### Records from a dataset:
::::

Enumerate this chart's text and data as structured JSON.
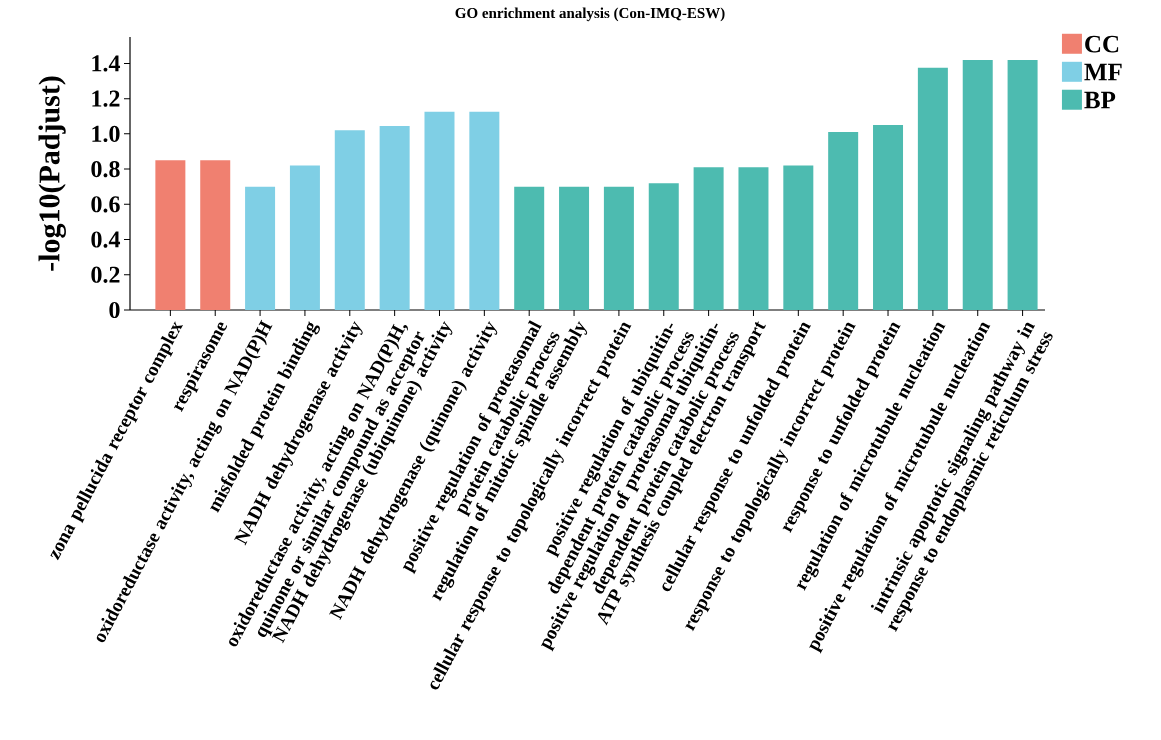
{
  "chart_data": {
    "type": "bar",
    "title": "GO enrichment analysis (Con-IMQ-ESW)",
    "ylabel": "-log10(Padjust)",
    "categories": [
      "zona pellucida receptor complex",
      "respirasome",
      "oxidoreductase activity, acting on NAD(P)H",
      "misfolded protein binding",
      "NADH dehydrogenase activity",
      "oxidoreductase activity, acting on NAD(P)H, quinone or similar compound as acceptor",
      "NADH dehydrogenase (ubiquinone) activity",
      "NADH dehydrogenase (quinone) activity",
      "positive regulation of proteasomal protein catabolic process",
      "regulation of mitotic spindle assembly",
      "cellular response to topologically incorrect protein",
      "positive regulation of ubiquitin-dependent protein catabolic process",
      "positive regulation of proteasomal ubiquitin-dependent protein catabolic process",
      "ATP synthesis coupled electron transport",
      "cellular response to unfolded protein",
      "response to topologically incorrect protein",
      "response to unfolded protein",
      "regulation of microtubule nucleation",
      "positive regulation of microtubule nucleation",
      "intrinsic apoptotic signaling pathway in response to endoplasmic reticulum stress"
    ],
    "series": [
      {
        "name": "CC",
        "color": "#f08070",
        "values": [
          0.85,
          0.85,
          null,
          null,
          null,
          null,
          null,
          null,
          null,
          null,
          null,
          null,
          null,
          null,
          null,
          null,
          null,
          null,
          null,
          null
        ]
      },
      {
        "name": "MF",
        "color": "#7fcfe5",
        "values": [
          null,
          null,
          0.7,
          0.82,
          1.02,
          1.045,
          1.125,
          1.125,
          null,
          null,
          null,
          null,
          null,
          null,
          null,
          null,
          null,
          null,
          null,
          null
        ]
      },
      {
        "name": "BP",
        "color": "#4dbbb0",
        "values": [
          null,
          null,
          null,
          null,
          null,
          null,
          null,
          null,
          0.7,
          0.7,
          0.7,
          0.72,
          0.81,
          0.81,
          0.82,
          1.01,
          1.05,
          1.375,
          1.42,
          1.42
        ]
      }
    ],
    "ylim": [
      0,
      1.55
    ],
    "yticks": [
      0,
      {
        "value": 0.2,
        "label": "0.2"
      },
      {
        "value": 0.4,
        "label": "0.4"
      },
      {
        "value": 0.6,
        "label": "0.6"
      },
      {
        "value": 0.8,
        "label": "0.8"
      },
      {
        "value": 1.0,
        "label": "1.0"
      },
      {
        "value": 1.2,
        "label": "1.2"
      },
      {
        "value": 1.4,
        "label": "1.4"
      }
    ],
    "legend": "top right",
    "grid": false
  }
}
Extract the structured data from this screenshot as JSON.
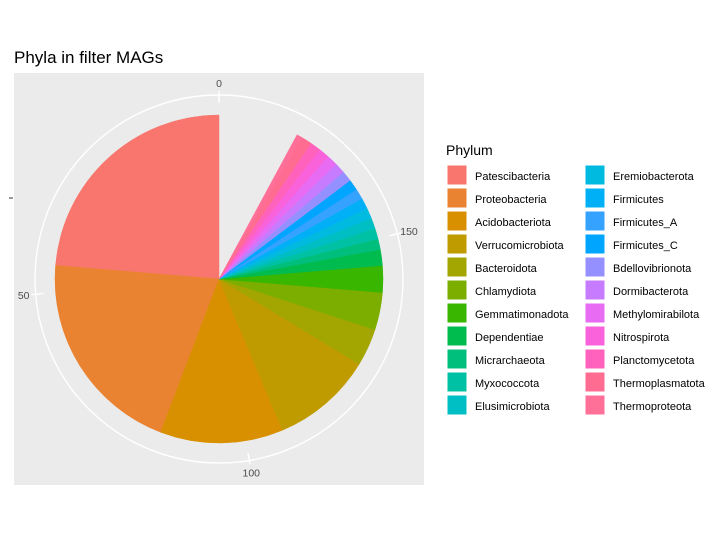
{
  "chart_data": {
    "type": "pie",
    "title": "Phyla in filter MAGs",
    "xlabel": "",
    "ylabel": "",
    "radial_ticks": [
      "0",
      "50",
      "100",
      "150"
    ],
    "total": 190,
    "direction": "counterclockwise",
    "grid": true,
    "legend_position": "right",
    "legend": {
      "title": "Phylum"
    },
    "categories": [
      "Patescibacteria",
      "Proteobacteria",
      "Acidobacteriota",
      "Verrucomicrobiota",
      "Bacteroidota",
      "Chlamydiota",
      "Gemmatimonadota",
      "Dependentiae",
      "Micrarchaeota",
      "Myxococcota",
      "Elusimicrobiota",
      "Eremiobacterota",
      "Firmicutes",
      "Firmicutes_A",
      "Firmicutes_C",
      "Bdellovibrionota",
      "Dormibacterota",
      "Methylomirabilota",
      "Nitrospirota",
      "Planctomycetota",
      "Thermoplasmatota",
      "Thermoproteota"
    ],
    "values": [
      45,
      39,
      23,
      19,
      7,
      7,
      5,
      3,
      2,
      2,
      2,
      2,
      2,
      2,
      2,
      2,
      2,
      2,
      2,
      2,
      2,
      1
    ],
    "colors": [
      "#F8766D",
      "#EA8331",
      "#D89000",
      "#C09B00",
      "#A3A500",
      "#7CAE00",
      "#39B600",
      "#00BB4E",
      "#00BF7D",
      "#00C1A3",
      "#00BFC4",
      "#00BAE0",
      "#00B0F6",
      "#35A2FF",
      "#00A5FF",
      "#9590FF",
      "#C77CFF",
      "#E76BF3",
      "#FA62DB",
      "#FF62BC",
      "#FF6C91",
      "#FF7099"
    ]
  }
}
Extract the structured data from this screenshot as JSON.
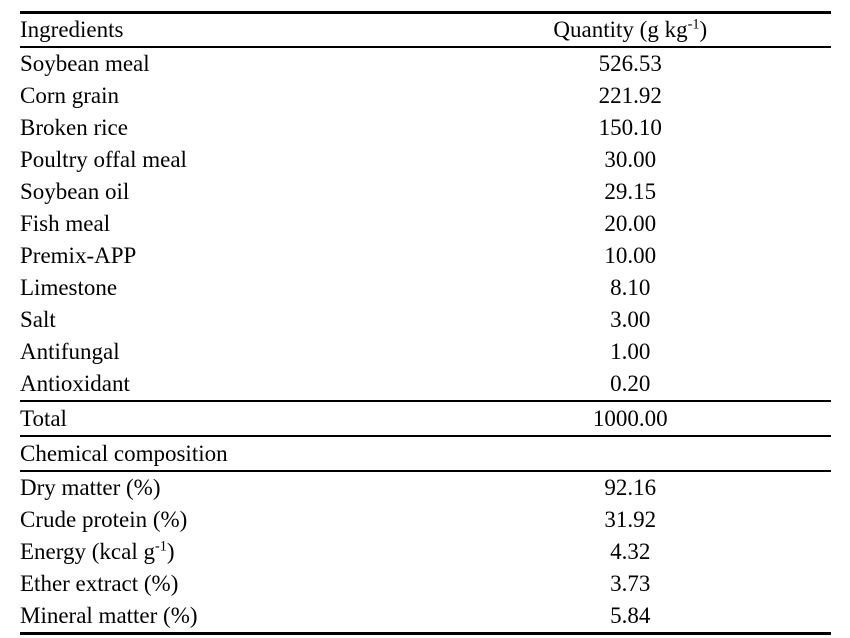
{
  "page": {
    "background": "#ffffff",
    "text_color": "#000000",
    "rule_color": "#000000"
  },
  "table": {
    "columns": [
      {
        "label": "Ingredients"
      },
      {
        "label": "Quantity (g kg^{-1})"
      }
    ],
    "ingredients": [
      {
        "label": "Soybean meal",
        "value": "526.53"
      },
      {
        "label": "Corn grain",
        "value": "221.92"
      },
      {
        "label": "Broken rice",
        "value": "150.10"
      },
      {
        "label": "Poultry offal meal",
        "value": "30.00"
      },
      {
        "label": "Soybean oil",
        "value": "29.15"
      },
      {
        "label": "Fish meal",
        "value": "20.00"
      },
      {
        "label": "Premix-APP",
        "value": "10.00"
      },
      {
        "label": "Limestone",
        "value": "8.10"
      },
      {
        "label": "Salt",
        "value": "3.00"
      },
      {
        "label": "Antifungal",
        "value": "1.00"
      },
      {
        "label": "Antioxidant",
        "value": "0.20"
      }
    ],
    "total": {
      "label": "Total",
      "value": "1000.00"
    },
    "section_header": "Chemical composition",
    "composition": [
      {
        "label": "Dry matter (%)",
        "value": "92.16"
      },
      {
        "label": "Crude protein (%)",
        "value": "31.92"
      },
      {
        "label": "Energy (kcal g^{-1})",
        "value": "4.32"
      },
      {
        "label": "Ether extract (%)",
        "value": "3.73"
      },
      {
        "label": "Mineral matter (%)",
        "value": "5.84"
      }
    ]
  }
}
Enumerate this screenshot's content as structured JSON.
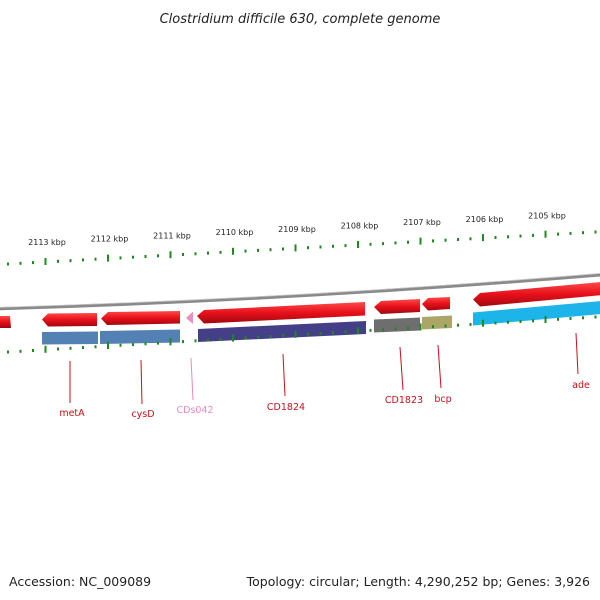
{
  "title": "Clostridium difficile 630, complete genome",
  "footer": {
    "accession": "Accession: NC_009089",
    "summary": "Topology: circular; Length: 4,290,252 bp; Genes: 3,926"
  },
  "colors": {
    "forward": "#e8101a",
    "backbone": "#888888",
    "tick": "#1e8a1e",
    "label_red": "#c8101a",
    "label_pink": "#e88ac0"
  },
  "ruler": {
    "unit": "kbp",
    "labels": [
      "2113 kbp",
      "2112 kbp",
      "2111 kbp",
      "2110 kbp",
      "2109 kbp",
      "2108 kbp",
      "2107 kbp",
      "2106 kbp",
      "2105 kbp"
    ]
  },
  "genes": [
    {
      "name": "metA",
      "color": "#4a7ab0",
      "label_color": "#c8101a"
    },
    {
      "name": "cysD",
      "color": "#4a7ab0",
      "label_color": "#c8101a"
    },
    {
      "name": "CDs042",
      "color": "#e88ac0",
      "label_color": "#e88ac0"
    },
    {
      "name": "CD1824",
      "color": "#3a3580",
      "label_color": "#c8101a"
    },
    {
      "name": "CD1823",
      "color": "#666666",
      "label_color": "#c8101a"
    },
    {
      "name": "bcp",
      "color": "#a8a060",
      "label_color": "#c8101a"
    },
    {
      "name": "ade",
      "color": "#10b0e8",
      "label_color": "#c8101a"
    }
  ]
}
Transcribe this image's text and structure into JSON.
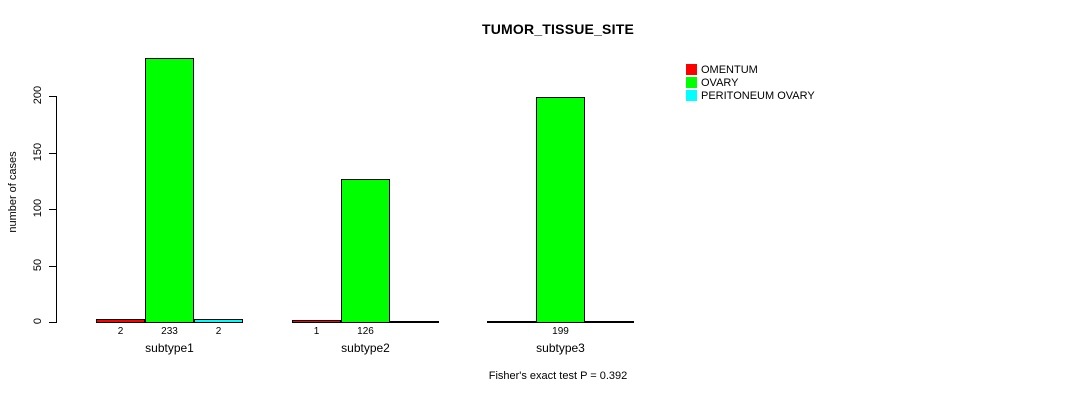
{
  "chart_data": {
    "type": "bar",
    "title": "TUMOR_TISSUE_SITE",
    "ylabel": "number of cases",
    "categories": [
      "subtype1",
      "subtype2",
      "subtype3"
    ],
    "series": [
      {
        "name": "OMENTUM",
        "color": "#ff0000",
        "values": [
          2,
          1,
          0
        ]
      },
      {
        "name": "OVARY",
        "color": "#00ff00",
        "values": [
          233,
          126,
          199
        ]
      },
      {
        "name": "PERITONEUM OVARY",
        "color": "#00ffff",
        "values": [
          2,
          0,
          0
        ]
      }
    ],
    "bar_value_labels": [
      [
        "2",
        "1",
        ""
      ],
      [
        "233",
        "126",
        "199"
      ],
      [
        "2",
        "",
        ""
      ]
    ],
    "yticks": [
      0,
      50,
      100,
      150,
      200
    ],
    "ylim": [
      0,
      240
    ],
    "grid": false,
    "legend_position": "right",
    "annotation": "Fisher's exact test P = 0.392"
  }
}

::::

### Work task:
Identify each line in the records above containing the word "protein"; copy those lines.

### Exercise output:
      "misfolded protein binding",
      "positive regulation of proteasomal protein catabolic process",
      "cellular response to topologically incorrect protein",
      "positive regulation of ubiquitin-dependent protein catabolic process",
      "positive regulation of proteasomal ubiquitin-dependent protein catabolic process",
      "cellular response to unfolded protein",
      "response to topologically incorrect protein",
      "response to unfolded protein",
        "label": "Crude protein (%)",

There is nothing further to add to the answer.